___ Excerpted records
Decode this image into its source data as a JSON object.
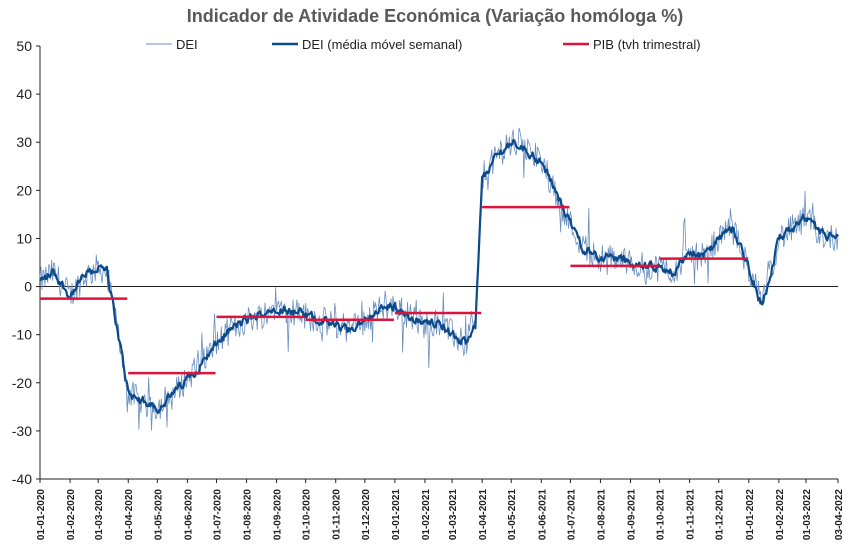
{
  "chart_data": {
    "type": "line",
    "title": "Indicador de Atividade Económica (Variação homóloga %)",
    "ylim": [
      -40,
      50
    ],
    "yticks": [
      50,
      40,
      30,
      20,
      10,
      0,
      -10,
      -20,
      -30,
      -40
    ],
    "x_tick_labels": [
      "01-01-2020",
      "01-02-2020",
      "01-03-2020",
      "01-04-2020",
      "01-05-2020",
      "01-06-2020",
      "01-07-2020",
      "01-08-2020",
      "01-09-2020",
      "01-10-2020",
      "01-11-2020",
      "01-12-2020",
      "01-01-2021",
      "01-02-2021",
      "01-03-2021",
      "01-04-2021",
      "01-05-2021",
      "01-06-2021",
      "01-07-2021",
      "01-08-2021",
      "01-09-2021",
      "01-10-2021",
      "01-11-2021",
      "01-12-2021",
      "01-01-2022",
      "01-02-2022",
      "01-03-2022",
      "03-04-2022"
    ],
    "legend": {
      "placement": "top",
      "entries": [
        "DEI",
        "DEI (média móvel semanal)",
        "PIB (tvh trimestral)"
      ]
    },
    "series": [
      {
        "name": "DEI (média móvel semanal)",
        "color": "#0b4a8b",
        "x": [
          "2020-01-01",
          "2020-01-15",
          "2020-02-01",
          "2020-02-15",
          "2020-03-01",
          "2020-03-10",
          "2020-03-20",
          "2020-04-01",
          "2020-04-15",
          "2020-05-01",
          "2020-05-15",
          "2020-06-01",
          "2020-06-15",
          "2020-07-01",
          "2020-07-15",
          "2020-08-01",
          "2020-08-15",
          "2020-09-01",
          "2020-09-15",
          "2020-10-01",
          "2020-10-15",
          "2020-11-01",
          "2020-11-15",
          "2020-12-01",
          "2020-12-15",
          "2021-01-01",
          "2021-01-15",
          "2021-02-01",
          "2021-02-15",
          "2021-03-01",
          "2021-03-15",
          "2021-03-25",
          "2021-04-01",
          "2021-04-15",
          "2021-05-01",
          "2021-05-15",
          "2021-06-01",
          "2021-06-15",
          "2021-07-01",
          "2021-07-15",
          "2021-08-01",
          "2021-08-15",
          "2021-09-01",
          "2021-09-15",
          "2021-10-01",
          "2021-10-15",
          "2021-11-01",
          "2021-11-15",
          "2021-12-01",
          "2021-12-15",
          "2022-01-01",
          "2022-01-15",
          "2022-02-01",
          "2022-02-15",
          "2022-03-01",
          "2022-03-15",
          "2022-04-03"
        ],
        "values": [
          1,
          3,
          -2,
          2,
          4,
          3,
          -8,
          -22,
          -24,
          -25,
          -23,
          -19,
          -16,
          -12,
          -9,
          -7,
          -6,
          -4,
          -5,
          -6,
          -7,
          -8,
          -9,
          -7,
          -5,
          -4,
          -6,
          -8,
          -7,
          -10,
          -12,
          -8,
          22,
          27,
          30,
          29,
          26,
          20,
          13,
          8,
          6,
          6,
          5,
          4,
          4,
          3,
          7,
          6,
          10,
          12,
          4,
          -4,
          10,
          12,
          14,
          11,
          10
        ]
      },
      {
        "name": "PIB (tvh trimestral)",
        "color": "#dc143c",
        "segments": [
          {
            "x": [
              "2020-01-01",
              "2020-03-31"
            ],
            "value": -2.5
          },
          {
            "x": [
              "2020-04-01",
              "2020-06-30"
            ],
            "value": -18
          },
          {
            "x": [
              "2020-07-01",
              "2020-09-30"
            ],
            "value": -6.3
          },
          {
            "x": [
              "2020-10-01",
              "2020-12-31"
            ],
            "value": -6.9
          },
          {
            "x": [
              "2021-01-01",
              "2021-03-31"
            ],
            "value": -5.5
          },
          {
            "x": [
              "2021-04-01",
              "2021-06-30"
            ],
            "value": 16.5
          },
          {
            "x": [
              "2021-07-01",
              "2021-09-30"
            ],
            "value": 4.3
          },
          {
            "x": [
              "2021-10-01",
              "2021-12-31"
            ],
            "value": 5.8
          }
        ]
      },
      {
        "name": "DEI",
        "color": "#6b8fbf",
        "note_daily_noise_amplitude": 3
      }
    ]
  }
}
______
___ Excerpted records
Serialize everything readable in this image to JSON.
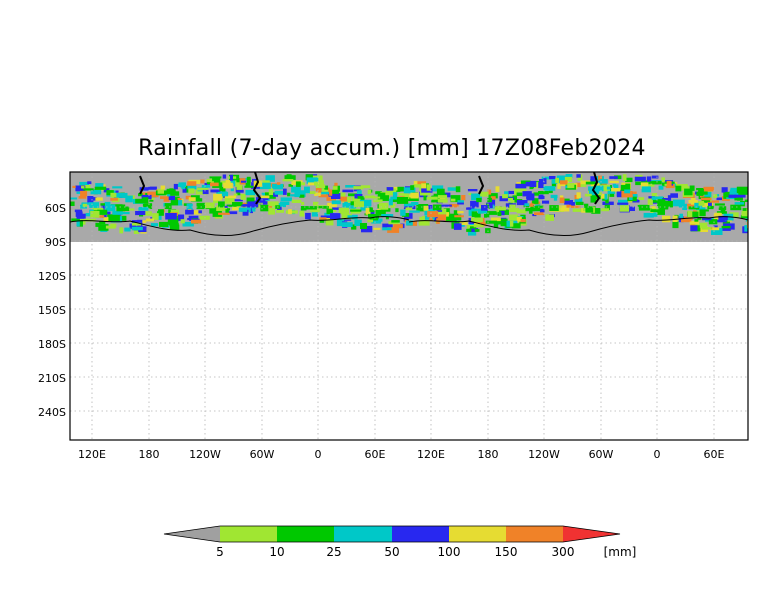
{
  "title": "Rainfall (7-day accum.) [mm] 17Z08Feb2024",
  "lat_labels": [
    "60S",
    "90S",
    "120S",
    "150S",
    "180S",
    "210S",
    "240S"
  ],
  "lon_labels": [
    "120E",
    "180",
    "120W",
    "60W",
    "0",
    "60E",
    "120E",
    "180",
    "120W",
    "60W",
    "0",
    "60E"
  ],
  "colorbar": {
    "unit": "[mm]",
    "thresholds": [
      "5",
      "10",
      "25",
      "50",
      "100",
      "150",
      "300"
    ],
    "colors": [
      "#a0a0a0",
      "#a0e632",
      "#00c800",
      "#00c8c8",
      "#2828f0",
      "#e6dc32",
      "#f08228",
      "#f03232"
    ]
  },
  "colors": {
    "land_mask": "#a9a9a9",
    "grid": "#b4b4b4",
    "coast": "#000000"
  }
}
______
> _Set problem_
Pull every line containing the word "JSON" out of the material.

> _The completed task_
Decode this image into its source data as a JSON object.
Serialize everything readable in this image to JSON.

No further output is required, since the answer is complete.